* **DATA**:
·····
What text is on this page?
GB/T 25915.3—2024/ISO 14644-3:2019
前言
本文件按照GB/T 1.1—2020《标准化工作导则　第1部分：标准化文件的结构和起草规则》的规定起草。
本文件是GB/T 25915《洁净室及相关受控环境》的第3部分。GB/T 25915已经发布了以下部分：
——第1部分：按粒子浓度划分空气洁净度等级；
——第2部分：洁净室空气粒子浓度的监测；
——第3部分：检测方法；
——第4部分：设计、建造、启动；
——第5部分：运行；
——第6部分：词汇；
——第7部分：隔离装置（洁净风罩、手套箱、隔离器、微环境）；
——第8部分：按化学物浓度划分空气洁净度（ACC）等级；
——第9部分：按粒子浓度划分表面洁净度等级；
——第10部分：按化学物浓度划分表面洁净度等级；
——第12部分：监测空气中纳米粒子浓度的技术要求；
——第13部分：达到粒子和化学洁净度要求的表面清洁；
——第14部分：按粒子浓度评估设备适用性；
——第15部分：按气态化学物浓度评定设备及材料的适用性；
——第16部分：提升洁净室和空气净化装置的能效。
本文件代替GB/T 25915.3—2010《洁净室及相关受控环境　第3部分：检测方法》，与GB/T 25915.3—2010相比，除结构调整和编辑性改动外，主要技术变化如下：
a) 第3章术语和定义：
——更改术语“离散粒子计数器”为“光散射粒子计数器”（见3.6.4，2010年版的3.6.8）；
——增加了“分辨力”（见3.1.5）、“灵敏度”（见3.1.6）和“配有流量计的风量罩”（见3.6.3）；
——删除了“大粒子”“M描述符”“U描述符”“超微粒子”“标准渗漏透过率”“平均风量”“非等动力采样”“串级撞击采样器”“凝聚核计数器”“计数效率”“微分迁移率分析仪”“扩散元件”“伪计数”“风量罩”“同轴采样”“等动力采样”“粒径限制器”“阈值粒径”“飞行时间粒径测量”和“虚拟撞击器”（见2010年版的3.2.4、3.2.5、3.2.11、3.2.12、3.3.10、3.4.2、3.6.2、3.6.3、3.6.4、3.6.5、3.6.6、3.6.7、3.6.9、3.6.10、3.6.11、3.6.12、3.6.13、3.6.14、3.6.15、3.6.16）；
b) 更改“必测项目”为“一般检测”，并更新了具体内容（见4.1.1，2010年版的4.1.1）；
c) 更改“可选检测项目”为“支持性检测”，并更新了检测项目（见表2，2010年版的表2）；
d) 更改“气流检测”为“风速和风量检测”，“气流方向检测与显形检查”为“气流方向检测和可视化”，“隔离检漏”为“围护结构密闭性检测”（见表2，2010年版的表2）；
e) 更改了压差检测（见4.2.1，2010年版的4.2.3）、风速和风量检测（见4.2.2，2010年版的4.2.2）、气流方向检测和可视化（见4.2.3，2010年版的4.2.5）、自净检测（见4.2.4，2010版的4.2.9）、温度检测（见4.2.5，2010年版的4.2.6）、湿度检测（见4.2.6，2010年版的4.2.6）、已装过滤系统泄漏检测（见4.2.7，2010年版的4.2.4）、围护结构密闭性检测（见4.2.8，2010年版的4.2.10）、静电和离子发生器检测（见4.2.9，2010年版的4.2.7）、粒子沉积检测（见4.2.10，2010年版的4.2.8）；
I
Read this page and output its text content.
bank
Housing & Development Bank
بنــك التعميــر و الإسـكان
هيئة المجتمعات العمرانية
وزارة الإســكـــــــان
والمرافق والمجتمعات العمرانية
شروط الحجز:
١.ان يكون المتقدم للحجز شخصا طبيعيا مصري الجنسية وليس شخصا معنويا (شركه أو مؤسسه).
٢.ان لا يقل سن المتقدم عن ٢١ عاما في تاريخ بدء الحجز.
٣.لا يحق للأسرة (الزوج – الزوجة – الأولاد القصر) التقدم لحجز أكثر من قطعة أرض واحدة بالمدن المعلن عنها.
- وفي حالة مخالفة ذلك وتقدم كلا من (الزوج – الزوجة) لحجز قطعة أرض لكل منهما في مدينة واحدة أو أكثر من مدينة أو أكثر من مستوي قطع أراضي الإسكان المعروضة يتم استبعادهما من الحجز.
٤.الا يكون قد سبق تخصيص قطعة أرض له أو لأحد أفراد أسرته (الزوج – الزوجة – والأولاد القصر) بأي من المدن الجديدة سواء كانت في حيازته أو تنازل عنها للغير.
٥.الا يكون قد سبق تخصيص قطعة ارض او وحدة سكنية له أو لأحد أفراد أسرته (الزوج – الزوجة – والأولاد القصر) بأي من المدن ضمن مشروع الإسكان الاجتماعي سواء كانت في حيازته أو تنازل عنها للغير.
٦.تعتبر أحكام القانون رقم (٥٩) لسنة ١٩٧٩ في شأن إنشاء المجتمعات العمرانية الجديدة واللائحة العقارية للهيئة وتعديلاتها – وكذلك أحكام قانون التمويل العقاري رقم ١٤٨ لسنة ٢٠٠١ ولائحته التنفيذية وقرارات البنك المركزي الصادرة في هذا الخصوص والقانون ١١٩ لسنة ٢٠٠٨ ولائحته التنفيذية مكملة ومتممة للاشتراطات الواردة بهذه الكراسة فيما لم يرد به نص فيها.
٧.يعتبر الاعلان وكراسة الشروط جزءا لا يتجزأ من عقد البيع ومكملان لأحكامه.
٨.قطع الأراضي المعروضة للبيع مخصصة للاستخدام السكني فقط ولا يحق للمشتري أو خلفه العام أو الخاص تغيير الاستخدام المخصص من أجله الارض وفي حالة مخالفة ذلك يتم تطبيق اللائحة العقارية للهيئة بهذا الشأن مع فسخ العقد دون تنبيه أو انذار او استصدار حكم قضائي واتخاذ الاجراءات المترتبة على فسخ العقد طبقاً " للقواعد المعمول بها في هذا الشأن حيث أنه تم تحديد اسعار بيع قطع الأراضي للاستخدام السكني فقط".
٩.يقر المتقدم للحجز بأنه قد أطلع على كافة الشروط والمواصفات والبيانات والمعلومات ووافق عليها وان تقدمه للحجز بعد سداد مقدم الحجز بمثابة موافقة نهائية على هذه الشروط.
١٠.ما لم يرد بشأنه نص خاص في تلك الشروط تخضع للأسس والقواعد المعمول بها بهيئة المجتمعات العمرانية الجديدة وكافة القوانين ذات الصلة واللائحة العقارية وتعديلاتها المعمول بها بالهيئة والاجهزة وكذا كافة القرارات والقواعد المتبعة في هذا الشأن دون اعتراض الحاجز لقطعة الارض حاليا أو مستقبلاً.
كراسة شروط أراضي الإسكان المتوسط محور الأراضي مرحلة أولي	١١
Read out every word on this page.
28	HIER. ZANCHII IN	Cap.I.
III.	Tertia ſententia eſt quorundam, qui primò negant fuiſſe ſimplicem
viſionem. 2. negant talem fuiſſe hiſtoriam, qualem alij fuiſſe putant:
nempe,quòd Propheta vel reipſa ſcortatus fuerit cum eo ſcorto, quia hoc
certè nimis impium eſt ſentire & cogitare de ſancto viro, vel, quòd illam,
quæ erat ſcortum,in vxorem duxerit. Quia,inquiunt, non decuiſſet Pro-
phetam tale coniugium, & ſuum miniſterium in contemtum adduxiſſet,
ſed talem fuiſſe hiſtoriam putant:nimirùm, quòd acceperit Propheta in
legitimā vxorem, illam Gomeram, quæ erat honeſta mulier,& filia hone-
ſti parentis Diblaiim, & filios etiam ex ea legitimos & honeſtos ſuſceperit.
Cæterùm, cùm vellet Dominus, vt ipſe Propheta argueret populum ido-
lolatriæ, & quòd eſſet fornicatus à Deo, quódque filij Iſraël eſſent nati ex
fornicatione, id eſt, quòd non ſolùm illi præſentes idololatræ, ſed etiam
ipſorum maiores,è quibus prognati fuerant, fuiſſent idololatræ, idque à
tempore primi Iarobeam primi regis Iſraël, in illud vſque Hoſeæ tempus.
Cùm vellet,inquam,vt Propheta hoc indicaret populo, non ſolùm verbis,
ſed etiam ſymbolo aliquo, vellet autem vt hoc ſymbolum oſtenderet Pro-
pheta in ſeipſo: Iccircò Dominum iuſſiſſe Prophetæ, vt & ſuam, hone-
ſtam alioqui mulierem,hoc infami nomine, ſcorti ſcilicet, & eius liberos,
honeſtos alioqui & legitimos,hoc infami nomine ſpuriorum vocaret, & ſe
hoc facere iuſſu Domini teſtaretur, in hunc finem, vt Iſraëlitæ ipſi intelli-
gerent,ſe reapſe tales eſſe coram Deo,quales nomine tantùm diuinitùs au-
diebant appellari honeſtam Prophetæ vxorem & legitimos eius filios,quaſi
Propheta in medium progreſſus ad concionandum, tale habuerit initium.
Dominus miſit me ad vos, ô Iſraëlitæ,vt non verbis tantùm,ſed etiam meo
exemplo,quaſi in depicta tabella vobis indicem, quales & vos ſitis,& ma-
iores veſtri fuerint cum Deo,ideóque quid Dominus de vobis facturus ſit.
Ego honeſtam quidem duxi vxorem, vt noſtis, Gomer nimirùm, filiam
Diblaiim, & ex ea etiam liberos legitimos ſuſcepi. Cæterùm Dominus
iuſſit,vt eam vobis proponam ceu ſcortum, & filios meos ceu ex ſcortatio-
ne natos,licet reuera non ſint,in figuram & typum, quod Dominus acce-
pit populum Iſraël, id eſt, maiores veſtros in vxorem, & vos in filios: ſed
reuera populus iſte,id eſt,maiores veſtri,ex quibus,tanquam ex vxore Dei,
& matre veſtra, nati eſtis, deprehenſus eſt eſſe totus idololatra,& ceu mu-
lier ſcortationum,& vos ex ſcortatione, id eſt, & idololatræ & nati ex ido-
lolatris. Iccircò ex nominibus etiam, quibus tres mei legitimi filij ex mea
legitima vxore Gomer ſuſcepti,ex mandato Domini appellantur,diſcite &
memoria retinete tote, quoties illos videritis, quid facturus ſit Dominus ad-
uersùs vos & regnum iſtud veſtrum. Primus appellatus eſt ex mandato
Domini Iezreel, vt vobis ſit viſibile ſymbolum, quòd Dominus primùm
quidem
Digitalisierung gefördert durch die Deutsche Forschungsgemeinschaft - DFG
·····
Show the lines where the word "حيازته" appears in the entries.

* **ANSWER TO THIS TASK**:
٤.الا يكون قد سبق تخصيص قطعة أرض له أو لأحد أفراد أسرته (الزوج – الزوجة – والأولاد القصر) بأي من المدن الجديدة سواء كانت في حيازته أو تنازل عنها للغير.
٥.الا يكون قد سبق تخصيص قطعة ارض او وحدة سكنية له أو لأحد أفراد أسرته (الزوج – الزوجة – والأولاد القصر) بأي من المدن ضمن مشروع الإسكان الاجتماعي سواء كانت في حيازته أو تنازل عنها للغير.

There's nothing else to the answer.